### EXERCISE BRIEF
Your task is to copy each line that has the word "agency".

[Saved entries]

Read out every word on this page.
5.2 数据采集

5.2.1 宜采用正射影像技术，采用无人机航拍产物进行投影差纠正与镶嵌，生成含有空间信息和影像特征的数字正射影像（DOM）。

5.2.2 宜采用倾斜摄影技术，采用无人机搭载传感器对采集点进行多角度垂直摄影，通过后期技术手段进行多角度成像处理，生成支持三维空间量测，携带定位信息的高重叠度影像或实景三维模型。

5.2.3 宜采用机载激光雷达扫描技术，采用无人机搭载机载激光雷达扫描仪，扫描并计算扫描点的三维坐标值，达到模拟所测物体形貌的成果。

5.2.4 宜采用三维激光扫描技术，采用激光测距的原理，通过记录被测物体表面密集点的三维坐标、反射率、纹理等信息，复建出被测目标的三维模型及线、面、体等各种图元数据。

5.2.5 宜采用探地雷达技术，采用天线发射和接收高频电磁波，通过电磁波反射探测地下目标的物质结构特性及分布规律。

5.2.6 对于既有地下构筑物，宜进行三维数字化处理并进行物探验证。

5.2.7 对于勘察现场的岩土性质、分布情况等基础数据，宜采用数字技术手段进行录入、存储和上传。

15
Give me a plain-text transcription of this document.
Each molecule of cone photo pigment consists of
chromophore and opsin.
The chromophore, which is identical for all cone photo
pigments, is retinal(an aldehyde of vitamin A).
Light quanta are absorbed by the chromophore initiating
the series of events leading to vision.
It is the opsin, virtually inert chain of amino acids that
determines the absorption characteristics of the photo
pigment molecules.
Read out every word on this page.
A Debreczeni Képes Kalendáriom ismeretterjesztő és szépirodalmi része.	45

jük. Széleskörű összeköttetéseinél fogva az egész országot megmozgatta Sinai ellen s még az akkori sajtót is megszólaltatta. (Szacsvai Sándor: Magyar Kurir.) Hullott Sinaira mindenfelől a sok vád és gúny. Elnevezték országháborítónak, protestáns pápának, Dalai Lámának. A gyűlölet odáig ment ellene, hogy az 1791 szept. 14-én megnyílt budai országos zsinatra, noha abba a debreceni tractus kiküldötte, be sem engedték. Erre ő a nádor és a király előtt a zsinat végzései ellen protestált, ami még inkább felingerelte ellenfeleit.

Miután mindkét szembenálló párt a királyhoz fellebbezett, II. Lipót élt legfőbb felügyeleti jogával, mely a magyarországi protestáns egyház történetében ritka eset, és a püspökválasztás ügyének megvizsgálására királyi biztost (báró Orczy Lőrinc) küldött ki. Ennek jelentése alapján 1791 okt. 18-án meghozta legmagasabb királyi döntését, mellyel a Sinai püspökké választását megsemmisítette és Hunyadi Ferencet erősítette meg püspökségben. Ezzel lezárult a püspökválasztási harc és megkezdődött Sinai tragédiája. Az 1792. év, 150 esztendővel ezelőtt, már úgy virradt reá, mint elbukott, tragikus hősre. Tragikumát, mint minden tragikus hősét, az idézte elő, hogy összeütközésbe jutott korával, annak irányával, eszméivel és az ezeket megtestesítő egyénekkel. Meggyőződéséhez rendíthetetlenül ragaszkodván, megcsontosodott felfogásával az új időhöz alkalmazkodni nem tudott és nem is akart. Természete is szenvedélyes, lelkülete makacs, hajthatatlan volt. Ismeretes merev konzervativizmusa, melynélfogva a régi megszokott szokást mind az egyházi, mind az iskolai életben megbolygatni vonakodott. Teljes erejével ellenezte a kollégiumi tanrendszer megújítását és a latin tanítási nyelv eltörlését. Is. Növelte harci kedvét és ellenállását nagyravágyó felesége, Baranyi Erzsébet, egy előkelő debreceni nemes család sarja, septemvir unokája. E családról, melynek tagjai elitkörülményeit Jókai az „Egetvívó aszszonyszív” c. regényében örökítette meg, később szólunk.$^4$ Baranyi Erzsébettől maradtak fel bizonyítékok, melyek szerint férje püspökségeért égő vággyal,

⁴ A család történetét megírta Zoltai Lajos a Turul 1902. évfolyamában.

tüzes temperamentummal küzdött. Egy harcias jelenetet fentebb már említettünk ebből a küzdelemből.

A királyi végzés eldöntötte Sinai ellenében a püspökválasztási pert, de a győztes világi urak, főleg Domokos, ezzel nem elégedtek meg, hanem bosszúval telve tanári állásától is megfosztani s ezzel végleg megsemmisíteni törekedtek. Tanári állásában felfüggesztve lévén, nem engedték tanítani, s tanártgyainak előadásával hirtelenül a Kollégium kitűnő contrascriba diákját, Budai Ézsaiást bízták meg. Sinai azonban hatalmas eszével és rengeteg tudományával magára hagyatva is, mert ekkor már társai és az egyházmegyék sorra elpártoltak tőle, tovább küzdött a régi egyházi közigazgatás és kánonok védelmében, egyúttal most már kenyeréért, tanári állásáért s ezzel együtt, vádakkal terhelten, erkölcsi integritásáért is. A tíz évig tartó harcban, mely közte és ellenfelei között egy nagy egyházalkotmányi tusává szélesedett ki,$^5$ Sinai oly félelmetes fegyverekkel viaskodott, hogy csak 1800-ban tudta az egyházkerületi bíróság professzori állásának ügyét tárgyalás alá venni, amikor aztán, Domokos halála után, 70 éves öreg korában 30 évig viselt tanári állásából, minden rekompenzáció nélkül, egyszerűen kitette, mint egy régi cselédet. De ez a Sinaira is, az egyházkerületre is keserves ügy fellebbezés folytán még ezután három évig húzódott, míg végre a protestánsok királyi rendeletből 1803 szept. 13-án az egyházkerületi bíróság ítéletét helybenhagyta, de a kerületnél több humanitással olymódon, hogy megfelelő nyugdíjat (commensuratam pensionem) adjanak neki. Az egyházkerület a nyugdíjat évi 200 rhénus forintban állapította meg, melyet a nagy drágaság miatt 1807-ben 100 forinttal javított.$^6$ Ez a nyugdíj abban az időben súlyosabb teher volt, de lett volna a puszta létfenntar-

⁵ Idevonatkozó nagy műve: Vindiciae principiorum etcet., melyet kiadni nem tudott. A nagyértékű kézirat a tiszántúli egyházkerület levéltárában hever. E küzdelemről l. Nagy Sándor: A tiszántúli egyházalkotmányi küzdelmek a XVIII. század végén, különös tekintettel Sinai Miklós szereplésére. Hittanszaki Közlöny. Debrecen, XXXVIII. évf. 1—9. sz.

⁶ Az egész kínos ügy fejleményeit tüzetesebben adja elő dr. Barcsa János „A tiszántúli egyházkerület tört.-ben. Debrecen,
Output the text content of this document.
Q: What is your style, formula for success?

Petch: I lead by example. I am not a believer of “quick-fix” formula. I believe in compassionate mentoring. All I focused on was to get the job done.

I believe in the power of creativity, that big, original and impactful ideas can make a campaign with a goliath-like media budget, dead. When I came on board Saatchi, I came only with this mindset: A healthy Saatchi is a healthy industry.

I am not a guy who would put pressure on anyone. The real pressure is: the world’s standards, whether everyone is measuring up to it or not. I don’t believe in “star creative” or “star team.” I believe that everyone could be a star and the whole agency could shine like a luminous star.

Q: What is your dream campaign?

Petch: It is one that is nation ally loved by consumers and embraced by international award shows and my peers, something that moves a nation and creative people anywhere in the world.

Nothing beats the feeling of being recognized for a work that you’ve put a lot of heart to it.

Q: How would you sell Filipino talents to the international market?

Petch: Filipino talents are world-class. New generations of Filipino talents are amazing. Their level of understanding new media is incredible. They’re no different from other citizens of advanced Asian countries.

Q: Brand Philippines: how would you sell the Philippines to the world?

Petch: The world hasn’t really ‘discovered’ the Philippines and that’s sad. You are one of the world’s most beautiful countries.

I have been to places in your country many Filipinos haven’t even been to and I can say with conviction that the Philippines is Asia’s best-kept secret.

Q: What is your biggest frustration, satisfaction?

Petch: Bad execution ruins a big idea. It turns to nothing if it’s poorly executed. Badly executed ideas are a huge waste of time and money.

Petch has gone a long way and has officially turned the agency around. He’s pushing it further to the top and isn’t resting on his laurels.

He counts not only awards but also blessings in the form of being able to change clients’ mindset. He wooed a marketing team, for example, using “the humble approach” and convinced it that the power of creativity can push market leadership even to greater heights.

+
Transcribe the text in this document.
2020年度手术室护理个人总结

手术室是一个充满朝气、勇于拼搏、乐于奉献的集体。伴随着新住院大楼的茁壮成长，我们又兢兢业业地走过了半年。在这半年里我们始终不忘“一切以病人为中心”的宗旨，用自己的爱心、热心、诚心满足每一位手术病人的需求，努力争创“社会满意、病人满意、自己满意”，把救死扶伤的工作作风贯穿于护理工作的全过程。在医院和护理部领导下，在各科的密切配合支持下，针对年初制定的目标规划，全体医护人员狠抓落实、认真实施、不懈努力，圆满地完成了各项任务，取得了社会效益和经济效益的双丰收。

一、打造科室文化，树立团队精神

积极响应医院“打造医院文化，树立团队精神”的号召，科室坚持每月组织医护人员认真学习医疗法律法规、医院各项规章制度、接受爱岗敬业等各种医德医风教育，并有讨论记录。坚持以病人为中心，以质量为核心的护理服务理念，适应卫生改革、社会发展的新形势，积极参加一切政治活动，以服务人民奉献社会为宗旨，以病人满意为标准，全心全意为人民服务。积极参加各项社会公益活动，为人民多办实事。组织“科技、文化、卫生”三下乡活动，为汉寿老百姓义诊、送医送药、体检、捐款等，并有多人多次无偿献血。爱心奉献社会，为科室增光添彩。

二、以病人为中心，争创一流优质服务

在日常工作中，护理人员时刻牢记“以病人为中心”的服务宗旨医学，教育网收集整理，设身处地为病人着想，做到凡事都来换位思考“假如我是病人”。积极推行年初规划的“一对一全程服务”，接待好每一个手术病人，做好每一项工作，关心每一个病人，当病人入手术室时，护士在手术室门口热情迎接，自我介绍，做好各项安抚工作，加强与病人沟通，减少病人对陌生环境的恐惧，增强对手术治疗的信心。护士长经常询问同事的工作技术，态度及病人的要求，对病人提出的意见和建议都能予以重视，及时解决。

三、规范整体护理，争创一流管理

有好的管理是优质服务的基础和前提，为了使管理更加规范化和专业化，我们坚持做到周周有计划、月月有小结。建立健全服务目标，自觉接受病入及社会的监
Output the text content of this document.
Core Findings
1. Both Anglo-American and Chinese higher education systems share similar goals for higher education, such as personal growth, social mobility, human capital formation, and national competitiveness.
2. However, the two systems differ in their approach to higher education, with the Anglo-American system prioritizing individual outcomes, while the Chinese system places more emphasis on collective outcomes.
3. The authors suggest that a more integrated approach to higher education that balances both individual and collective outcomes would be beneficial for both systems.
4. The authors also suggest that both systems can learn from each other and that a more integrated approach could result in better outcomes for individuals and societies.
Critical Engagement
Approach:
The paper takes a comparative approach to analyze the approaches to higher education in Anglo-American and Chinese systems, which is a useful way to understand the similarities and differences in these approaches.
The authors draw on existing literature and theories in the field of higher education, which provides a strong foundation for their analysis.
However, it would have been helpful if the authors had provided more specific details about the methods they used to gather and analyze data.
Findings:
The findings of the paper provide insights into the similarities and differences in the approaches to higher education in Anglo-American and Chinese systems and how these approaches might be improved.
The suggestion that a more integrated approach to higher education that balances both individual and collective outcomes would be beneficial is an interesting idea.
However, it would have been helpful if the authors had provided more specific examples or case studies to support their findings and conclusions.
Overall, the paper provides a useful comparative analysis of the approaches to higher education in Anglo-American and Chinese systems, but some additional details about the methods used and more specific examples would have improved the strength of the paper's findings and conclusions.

### PROBLEM SOLUTION
I am not a guy who would put pressure on anyone. The real pressure is: the world’s standards, whether everyone is measuring up to it or not. I don’t believe in “star creative” or “star team.” I believe that everyone could be a star and the whole agency could shine like a luminous star.
Petch has gone a long way and has officially turned the agency around. He’s pushing it further to the top and isn’t resting on his laurels.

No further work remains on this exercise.